**Data listing**
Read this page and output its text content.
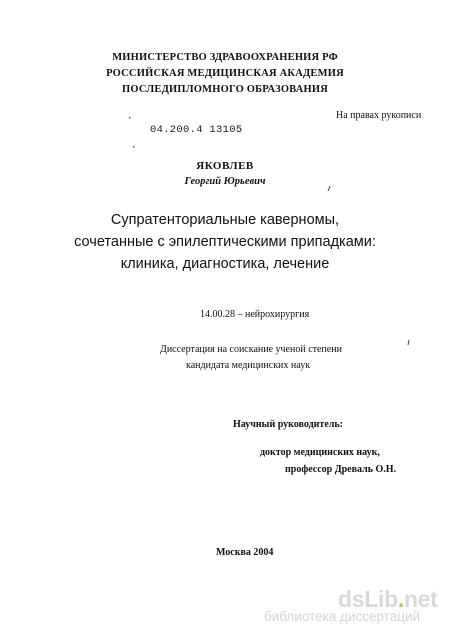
МИНИСТЕРСТВО ЗДРАВООХРАНЕНИЯ РФ
РОССИЙСКАЯ МЕДИЦИНСКАЯ АКАДЕМИЯ
ПОСЛЕДИПЛОМНОГО ОБРАЗОВАНИЯ
На правах рукописи
04.200.4 13105
ЯКОВЛЕВ
Георгий Юрьевич
Супратенториальные каверномы,
сочетанные с эпилептическими припадками:
клиника, диагностика, лечение
14.00.28 – нейрохирургия
Диссертация на соискание ученой степени
кандидата медицинских наук
Научный руководитель:
доктор медицинских наук,
профессор Древаль О.Н.
Москва 2004
dsLib.net
библиотека диссертаций
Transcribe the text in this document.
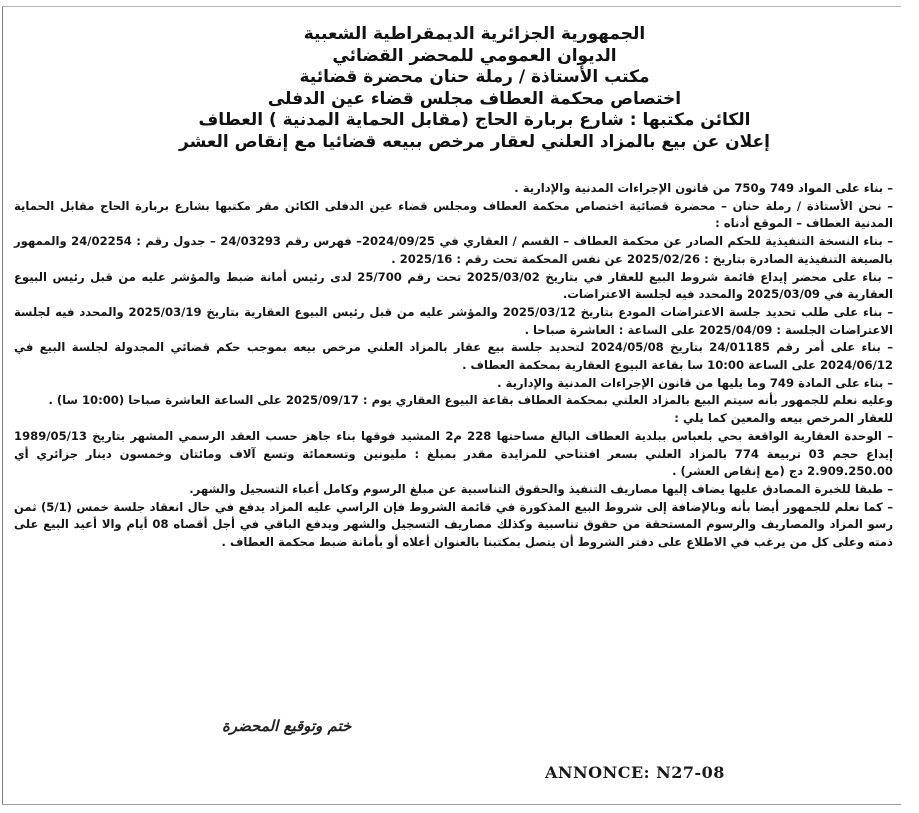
الجمهورية الجزائرية الديمقراطية الشعبية
الديوان العمومي للمحضر القضائي
مكتب الأستاذة / رملة حنان محضرة قضائية
اختصاص محكمة العطاف مجلس قضاء عين الدفلى
الكائن مكتبها : شارع بربارة الحاج (مقابل الحماية المدنية ) العطاف
إعلان عن بيع بالمزاد العلني لعقار مرخص ببيعه قضائيا مع إنقاص العشر

– بناء على المواد 749 و750 من قانون الإجراءات المدنية والإدارية .

– نحن الأستاذة / رملة حنان – محضرة قضائية اختصاص محكمة العطاف ومجلس قضاء عين الدفلى الكائن مقر مكتبها بشارع بربارة الحاج مقابل الحماية المدنية العطاف – الموقع أدناه :

– بناء النسخة التنفيذية للحكم الصادر عن محكمة العطاف – القسم / العقاري في 2024/09/25– فهرس رقم 24/03293 – جدول رقم : 24/02254 والممهور بالصيغة التنفيذية الصادرة بتاريخ : 2025/02/26 عن نفس المحكمة تحت رقم : 2025/16 .

– بناء على محضر إيداع قائمة شروط البيع للعقار في بتاريخ 2025/03/02 تحت رقم 25/700 لدى رئيس أمانة ضبط والمؤشر عليه من قبل رئيس البيوع العقارية في 2025/03/09 والمحدد فيه لجلسة الاعتراضات.

– بناء على طلب تحديد جلسة الاعتراضات المودع بتاريخ 2025/03/12 والمؤشر عليه من قبل رئيس البيوع العقارية بتاريخ 2025/03/19 والمحدد فيه لجلسة الاعتراضات الجلسة : 2025/04/09 على الساعة : العاشرة صباحا .

– بناء على أمر رقم 24/01185 بتاريخ 2024/05/08 لتحديد جلسة بيع عقار بالمزاد العلني مرخص بيعه بموجب حكم قضائي المجدولة لجلسة البيع في 2024/06/12 على الساعة 10:00 سا بقاعة البيوع العقارية بمحكمة العطاف .

– بناء على المادة 749 وما يليها من قانون الإجراءات المدنية والإدارية .

وعليه نعلم للجمهور بأنه سيتم البيع بالمزاد العلني بمحكمة العطاف بقاعة البيوع العقاري يوم : 2025/09/17 على الساعة العاشرة صباحا (10:00 سا) .

للعقار المرخص بيعه والمعين كما يلي :

– الوحدة العقارية الواقعة بحي بلعباس ببلدية العطاف البالغ مساحتها 228 م2 المشيد فوقها بناء جاهز حسب العقد الرسمي المشهر بتاريخ 1989/05/13 إيداع حجم 03 تربيعة 774 بالمزاد العلني بسعر افتتاحي للمزايدة مقدر بمبلغ : مليونين وتسعمائة وتسع آلاف ومائتان وخمسون دينار جزائري أي 2.909.250.00 دج (مع إنقاص العشر) .

– طبقا للخبرة المصادق عليها يضاف إليها مصاريف التنفيذ والحقوق التناسبية عن مبلغ الرسوم وكامل أعباء التسجيل والشهر.

– كما نعلم للجمهور أيضا بأنه وبالإضافة إلى شروط البيع المذكورة في قائمة الشروط فإن الراسي عليه المزاد يدفع في حال انعقاد جلسة خمس (5/1) ثمن رسو المزاد والمصاريف والرسوم المستحقة من حقوق تناسبية وكذلك مصاريف التسجيل والشهر ويدفع الباقي في أجل أقصاه 08 أيام والا أعيد البيع على ذمته وعلى كل من يرغب في الاطلاع على دفتر الشروط أن يتصل بمكتبنا بالعنوان أعلاه أو بأمانة ضبط محكمة العطاف .

ختم وتوقيع المحضرة
ANNONCE: N27-08
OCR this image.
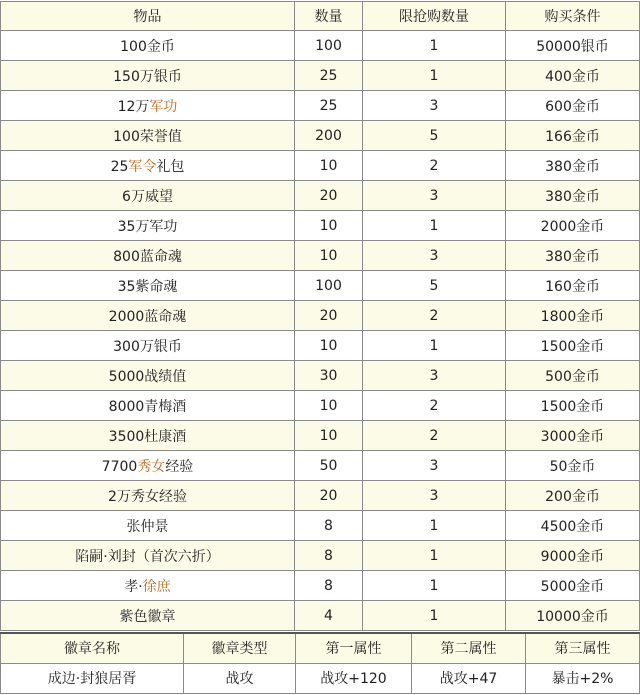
物品	数量	限抢购数量	购买条件
100金币	100	1	50000银币
150万银币	25	1	400金币
12万军功	25	3	600金币
100荣誉值	200	5	166金币
25军令礼包	10	2	380金币
6万威望	20	3	380金币
35万军功	10	1	2000金币
800蓝命魂	10	3	380金币
35紫命魂	100	5	160金币
2000蓝命魂	20	2	1800金币
300万银币	10	1	1500金币
5000战绩值	30	3	500金币
8000青梅酒	10	2	1500金币
3500杜康酒	10	2	3000金币
7700秀女经验	50	3	50金币
2万秀女经验	20	3	200金币
张仲景	8	1	4500金币
陷嗣·刘封（首次六折）	8	1	9000金币
孝·徐庶	8	1	5000金币
紫色徽章	4	1	10000金币
徽章名称	徽章类型	第一属性	第二属性	第三属性
成边·封狼居胥	战攻	战攻+120	战攻+47	暴击+2%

**Problem details**
Would you mind returning each entry above word for word, skipping the images?

**Task result**
Read this page and output its text content.
МИНИСТЕРСТВО ЗДРАВООХРАНЕНИЯ РФ
РОССИЙСКАЯ МЕДИЦИНСКАЯ АКАДЕМИЯ
ПОСЛЕДИПЛОМНОГО ОБРАЗОВАНИЯ
На правах рукописи
04.200.4 13105
ЯКОВЛЕВ
Георгий Юрьевич
Супратенториальные каверномы,
сочетанные с эпилептическими припадками:
клиника, диагностика, лечение
14.00.28 – нейрохирургия
Диссертация на соискание ученой степени
кандидата медицинских наук
Научный руководитель:
доктор медицинских наук,
профессор Древаль О.Н.
Москва 2004
dsLib.net
библиотека диссертаций
Transcribe the text in this document.
الجمهورية الجزائرية الديمقراطية الشعبية
الديوان العمومي للمحضر القضائي
مكتب الأستاذة / رملة حنان محضرة قضائية
اختصاص محكمة العطاف مجلس قضاء عين الدفلى
الكائن مكتبها : شارع بربارة الحاج (مقابل الحماية المدنية ) العطاف
إعلان عن بيع بالمزاد العلني لعقار مرخص ببيعه قضائيا مع إنقاص العشر

– بناء على المواد 749 و750 من قانون الإجراءات المدنية والإدارية .

– نحن الأستاذة / رملة حنان – محضرة قضائية اختصاص محكمة العطاف ومجلس قضاء عين الدفلى الكائن مقر مكتبها بشارع بربارة الحاج مقابل الحماية المدنية العطاف – الموقع أدناه :

– بناء النسخة التنفيذية للحكم الصادر عن محكمة العطاف – القسم / العقاري في 2024/09/25– فهرس رقم 24/03293 – جدول رقم : 24/02254 والممهور بالصيغة التنفيذية الصادرة بتاريخ : 2025/02/26 عن نفس المحكمة تحت رقم : 2025/16 .

– بناء على محضر إيداع قائمة شروط البيع للعقار في بتاريخ 2025/03/02 تحت رقم 25/700 لدى رئيس أمانة ضبط والمؤشر عليه من قبل رئيس البيوع العقارية في 2025/03/09 والمحدد فيه لجلسة الاعتراضات.

– بناء على طلب تحديد جلسة الاعتراضات المودع بتاريخ 2025/03/12 والمؤشر عليه من قبل رئيس البيوع العقارية بتاريخ 2025/03/19 والمحدد فيه لجلسة الاعتراضات الجلسة : 2025/04/09 على الساعة : العاشرة صباحا .

– بناء على أمر رقم 24/01185 بتاريخ 2024/05/08 لتحديد جلسة بيع عقار بالمزاد العلني مرخص بيعه بموجب حكم قضائي المجدولة لجلسة البيع في 2024/06/12 على الساعة 10:00 سا بقاعة البيوع العقارية بمحكمة العطاف .

– بناء على المادة 749 وما يليها من قانون الإجراءات المدنية والإدارية .

وعليه نعلم للجمهور بأنه سيتم البيع بالمزاد العلني بمحكمة العطاف بقاعة البيوع العقاري يوم : 2025/09/17 على الساعة العاشرة صباحا (10:00 سا) .

للعقار المرخص بيعه والمعين كما يلي :

– الوحدة العقارية الواقعة بحي بلعباس ببلدية العطاف البالغ مساحتها 228 م2 المشيد فوقها بناء جاهز حسب العقد الرسمي المشهر بتاريخ 1989/05/13 إيداع حجم 03 تربيعة 774 بالمزاد العلني بسعر افتتاحي للمزايدة مقدر بمبلغ : مليونين وتسعمائة وتسع آلاف ومائتان وخمسون دينار جزائري أي 2.909.250.00 دج (مع إنقاص العشر) .

– طبقا للخبرة المصادق عليها يضاف إليها مصاريف التنفيذ والحقوق التناسبية عن مبلغ الرسوم وكامل أعباء التسجيل والشهر.

– كما نعلم للجمهور أيضا بأنه وبالإضافة إلى شروط البيع المذكورة في قائمة الشروط فإن الراسي عليه المزاد يدفع في حال انعقاد جلسة خمس (5/1) ثمن رسو المزاد والمصاريف والرسوم المستحقة من حقوق تناسبية وكذلك مصاريف التسجيل والشهر ويدفع الباقي في أجل أقصاه 08 أيام والا أعيد البيع على ذمته وعلى كل من يرغب في الاطلاع على دفتر الشروط أن يتصل بمكتبنا بالعنوان أعلاه أو بأمانة ضبط محكمة العطاف .

ختم وتوقيع المحضرة
ANNONCE: N27-08
OCR this image.
物品	数量	限抢购数量	购买条件
100金币	100	1	50000银币
150万银币	25	1	400金币
12万军功	25	3	600金币
100荣誉值	200	5	166金币
25军令礼包	10	2	380金币
6万威望	20	3	380金币
35万军功	10	1	2000金币
800蓝命魂	10	3	380金币
35紫命魂	100	5	160金币
2000蓝命魂	20	2	1800金币
300万银币	10	1	1500金币
5000战绩值	30	3	500金币
8000青梅酒	10	2	1500金币
3500杜康酒	10	2	3000金币
7700秀女经验	50	3	50金币
2万秀女经验	20	3	200金币
张仲景	8	1	4500金币
陷嗣·刘封（首次六折）	8	1	9000金币
孝·徐庶	8	1	5000金币
紫色徽章	4	1	10000金币
徽章名称	徽章类型	第一属性	第二属性	第三属性
成边·封狼居胥	战攻	战攻+120	战攻+47	暴击+2%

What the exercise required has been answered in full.